### Short exercise
Count every line of these entries that holds the word "created", and reply with the number only.

· · · ·

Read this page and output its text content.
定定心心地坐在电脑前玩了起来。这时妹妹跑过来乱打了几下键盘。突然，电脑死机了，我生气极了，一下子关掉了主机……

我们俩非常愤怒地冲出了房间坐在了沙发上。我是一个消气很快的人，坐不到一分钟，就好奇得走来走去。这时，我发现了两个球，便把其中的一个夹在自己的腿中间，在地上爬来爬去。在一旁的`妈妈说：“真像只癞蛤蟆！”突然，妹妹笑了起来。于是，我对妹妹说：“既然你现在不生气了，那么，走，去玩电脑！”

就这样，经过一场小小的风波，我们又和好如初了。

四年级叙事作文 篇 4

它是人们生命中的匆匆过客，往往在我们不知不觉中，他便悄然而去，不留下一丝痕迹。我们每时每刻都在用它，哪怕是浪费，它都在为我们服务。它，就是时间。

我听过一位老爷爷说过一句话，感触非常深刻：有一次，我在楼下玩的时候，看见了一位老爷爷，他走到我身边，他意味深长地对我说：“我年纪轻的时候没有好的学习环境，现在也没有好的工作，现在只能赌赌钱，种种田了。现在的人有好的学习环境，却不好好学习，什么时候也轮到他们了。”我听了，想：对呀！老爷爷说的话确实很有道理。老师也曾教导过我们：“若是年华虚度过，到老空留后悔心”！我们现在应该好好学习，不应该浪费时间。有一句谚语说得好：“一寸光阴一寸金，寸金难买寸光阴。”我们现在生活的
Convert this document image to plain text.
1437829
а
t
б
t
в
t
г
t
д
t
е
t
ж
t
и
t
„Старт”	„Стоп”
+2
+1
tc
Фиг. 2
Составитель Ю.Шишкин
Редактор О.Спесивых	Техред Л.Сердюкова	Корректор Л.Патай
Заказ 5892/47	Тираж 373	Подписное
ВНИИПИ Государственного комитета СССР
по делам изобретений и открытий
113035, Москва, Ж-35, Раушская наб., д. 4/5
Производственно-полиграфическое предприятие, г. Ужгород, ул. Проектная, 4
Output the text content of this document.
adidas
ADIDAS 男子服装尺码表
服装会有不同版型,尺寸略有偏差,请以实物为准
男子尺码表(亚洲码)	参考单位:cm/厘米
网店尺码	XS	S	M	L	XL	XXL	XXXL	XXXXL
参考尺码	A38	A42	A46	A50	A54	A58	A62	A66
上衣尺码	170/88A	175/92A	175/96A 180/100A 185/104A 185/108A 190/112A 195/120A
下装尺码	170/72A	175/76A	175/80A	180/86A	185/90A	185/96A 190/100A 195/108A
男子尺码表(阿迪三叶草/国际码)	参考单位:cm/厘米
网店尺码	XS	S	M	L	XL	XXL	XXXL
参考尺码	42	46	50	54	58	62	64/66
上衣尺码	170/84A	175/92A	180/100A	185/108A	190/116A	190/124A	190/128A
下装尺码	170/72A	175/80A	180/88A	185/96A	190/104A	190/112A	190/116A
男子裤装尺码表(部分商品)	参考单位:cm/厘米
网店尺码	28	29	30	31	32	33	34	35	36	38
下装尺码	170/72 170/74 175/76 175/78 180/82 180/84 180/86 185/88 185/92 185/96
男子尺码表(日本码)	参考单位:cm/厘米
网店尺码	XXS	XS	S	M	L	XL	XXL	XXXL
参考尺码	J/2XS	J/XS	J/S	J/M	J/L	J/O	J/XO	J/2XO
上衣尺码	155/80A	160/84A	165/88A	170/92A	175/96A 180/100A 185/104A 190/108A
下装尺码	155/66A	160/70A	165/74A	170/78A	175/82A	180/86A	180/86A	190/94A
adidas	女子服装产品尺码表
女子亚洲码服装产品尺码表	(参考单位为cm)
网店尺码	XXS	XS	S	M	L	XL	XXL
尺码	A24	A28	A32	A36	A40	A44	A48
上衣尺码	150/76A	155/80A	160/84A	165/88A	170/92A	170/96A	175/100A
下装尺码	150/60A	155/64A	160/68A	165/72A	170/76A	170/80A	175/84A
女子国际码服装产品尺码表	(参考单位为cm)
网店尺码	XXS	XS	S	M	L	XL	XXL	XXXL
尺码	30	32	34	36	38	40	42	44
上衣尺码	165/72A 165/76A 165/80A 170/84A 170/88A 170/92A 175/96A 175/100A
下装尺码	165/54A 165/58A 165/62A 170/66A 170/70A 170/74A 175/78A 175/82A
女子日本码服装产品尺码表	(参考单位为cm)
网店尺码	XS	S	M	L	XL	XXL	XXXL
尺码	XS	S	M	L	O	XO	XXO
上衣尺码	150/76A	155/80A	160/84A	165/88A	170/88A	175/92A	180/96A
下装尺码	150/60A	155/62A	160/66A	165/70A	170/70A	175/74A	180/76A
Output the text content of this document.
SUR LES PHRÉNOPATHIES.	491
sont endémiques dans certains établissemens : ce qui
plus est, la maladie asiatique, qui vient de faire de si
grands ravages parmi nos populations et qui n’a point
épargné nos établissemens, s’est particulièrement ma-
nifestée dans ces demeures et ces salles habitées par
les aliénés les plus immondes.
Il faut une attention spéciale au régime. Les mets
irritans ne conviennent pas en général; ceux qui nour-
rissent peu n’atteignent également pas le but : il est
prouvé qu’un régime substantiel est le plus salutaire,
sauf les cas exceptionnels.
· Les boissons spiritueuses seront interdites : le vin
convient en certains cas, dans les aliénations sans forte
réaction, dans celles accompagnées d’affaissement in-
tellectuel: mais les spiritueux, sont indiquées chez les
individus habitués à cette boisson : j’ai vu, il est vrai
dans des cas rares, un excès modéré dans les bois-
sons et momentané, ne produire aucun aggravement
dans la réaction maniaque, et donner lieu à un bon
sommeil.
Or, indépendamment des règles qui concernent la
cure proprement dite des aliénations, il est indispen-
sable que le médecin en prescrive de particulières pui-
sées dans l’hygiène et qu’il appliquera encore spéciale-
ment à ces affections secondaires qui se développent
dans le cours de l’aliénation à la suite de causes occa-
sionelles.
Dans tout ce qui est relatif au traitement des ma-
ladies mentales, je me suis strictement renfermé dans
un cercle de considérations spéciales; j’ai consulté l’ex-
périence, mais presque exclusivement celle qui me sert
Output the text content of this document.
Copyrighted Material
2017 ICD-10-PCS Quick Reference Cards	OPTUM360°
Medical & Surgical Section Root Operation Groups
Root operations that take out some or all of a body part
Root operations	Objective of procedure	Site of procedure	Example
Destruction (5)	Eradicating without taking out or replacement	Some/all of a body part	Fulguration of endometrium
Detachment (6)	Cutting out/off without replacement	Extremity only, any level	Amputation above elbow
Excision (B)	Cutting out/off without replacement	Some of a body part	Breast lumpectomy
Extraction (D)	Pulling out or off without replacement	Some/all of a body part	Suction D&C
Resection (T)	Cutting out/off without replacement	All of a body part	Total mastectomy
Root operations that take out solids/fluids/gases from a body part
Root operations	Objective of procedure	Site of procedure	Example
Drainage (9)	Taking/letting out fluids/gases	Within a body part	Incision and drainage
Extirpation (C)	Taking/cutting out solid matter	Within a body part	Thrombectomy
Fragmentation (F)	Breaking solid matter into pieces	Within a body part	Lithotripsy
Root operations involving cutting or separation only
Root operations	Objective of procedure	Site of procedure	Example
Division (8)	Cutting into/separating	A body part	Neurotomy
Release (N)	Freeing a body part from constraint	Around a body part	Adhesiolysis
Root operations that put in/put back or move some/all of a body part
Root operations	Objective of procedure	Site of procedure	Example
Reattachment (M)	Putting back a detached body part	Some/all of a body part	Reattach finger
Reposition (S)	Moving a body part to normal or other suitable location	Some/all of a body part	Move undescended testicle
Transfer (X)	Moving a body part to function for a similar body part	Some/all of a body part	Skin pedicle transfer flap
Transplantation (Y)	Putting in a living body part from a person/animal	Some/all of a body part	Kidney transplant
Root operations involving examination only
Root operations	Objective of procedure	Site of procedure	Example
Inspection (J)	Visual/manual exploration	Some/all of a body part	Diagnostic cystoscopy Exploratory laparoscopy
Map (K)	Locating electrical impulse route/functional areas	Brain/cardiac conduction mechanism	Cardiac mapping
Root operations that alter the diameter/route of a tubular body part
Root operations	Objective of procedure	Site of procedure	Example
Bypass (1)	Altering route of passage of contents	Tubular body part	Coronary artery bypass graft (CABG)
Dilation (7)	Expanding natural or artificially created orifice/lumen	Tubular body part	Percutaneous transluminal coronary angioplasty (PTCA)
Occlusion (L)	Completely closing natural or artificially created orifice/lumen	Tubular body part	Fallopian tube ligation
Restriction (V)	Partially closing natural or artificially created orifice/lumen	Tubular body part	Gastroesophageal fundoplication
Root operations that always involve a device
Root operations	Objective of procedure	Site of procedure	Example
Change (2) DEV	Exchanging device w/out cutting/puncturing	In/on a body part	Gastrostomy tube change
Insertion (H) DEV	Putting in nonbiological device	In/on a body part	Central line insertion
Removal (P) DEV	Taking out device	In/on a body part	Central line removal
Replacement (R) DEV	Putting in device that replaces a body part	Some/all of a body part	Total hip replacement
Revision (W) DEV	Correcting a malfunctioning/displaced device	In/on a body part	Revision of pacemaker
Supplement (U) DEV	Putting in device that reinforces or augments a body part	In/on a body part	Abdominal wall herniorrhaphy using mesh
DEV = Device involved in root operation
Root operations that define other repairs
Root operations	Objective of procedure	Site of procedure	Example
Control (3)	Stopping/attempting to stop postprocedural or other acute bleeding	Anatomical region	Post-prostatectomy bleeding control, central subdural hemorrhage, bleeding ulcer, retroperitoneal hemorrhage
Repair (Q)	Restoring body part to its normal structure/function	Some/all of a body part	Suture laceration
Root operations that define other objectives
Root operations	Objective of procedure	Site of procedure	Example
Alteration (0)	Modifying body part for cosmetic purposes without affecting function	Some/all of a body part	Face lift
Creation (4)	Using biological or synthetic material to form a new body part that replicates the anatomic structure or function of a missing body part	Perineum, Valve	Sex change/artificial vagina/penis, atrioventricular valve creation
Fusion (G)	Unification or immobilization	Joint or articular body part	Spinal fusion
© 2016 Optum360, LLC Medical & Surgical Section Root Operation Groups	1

· · · ·

### Solved exercise
3